● **SHORT TASK 1**: In the PLMN code passage, rewrite the part that opens with the words "The TD-LTE communication processing unit 127 b cooperates" and closes with "unit 127 c.", changing "cooperates with" to "works together with".

● **DOCUMENT SECTION**:
## start

A processing procedure through which the UMTS communication processing unit 127 a obtains a PLMN code through a UMTS wireless communication will now be described. FIG. 6 is a flowchart illustrating the processing procedure for obtaining a PLMN code through a UMTS wireless communication. As illustrated in FIG. 6, the UMTS communication processing unit 127 a carries out synchronization processing on the primary SCH and on the secondary SCH to thus extract a scrambling group (step S51). The UMTS communication processing unit 127 a then demodulates the P-CCPCH to obtain a BCCH signal (step S52) and obtains a PLMN code from the MIB of the BCCH signal (step S53).
The TD-LTE communication processing unit 127 b cooperates with the TD-LTE device 110B to establish a wireless communication through the TD-LTE system. The TD-LTE communication processing unit 127 b synchronizes TD-LTE wireless reception to obtain a PLMN code. The TD-LTE communication processing unit 127 b outputs information on the PLMN code to the determination unit 127 c.
Processing through which the TD-LTE communication processing unit 127 b obtains a PLMN code through a TD-LTE wireless communication will now be described in detail. FIG. 7 illustrates an exemplary data structure of an LTE downlink physical channel. As illustrated in FIG. 7, a frame 50 of the LTE downlink physical channel includes a plurality of sub-frames 51, and each of the sub-frames 51 includes a plurality of slots 52.
For example, a single frame is 10 ms in length and includes 10 sub-frames. A single sub-frame is 1 ms in length and includes two slots. A single slot is 0.5 ms in length. Here, each of the sub-frames 51 includes a primary synchronization signal 51A and a secondary synchronization signal 51B for synchronization and a PBCH signal 51C for transporting the BCCH.
The TD-LTE communication processing unit 127 b achieves frame synchronization on the basis of the primary synchronization signal 51A and the secondary synchronization signal 51B and extracts a scrambling group for demodulating the PBCH. This scrambling group corresponds to a cell ID. The TD-LTE communication processing unit 127 b demodulates the PBCH using the scrambling in order to obtain the BCCH. The TD-LTE communication processing unit 127 b obtains a PLMN code that is contained in a system information block 1 (SIB1) of the BCCH. The data structure of the PLMN code is similar to the one illustrated in FIG. 5, and thus description thereof will be omitted here.

## end

[Region boundary data]
## start

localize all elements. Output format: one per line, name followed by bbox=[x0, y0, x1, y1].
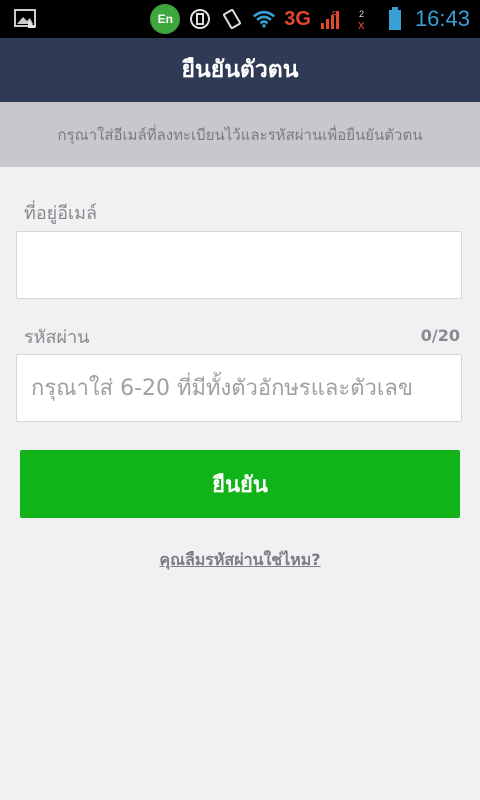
info-banner: กรุณาใส่อีเมล์ที่ลงทะเบียนไว้และรหัสผ่าน… bbox=[0, 102, 480, 167]
image-notification-icon bbox=[14, 8, 38, 30]
password-label: รหัสผ่าน bbox=[24, 327, 90, 348]
header: ยืนยันตัวตน bbox=[0, 38, 480, 102]
sim-status-label: x bbox=[358, 17, 365, 31]
roaming-label: R bbox=[332, 10, 338, 19]
status-bar: En 3G R 2 x 16:43 bbox=[0, 0, 480, 38]
sim-slot-icon: 2 x bbox=[351, 7, 375, 31]
input-method-label: En bbox=[157, 12, 173, 26]
wifi-icon bbox=[252, 7, 276, 31]
signal-icon: R bbox=[319, 7, 343, 31]
email-field[interactable] bbox=[16, 231, 462, 299]
info-banner-text: กรุณาใส่อีเมล์ที่ลงทะเบียนไว้และรหัสผ่าน… bbox=[57, 125, 423, 144]
vibrate-icon bbox=[220, 7, 244, 31]
network-type-label: 3G bbox=[284, 7, 311, 30]
password-field[interactable] bbox=[16, 354, 462, 422]
battery-icon bbox=[383, 7, 407, 31]
password-counter: 0/20 bbox=[420, 326, 460, 345]
input-method-icon: En bbox=[150, 4, 181, 34]
usb-icon bbox=[188, 7, 212, 31]
page-title: ยืนยันตัวตน bbox=[181, 57, 299, 83]
forgot-password-link[interactable]: คุณลืมรหัสผ่านใช่ไหม? bbox=[0, 548, 480, 573]
clock: 16:43 bbox=[414, 6, 470, 31]
confirm-button[interactable]: ยืนยัน bbox=[20, 450, 460, 518]
email-label: ที่อยู่อีเมล์ bbox=[24, 203, 98, 224]
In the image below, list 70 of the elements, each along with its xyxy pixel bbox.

## end

● **SHORT TASK 2**: Please copy out the region boundary data entries from the line containing "102, 480, 167]" through the line containing "battery-icon bbox=[383, 7, 407, 31]", both lines included.

● **FINAL ANSWER 1**:
The TD-LTE communication processing unit 127 b works together with the TD-LTE device 110B to establish a wireless communication through the TD-LTE system. The TD-LTE communication processing unit 127 b synchronizes TD-LTE wireless reception to obtain a PLMN code. The TD-LTE communication processing unit 127 b outputs information on the PLMN code to the determination unit 127 c.

● **FINAL ANSWER 2**:
info-banner: กรุณาใส่อีเมล์ที่ลงทะเบียนไว้และรหัสผ่าน… bbox=[0, 102, 480, 167]
image-notification-icon bbox=[14, 8, 38, 30]
password-label: รหัสผ่าน bbox=[24, 327, 90, 348]
header: ยืนยันตัวตน bbox=[0, 38, 480, 102]
sim-status-label: x bbox=[358, 17, 365, 31]
roaming-label: R bbox=[332, 10, 338, 19]
status-bar: En 3G R 2 x 16:43 bbox=[0, 0, 480, 38]
sim-slot-icon: 2 x bbox=[351, 7, 375, 31]
input-method-label: En bbox=[157, 12, 173, 26]
wifi-icon bbox=[252, 7, 276, 31]
signal-icon: R bbox=[319, 7, 343, 31]
email-field[interactable] bbox=[16, 231, 462, 299]
info-banner-text: กรุณาใส่อีเมล์ที่ลงทะเบียนไว้และรหัสผ่าน… bbox=[57, 125, 423, 144]
vibrate-icon bbox=[220, 7, 244, 31]
network-type-label: 3G bbox=[284, 7, 311, 30]
password-field[interactable] bbox=[16, 354, 462, 422]
battery-icon bbox=[383, 7, 407, 31]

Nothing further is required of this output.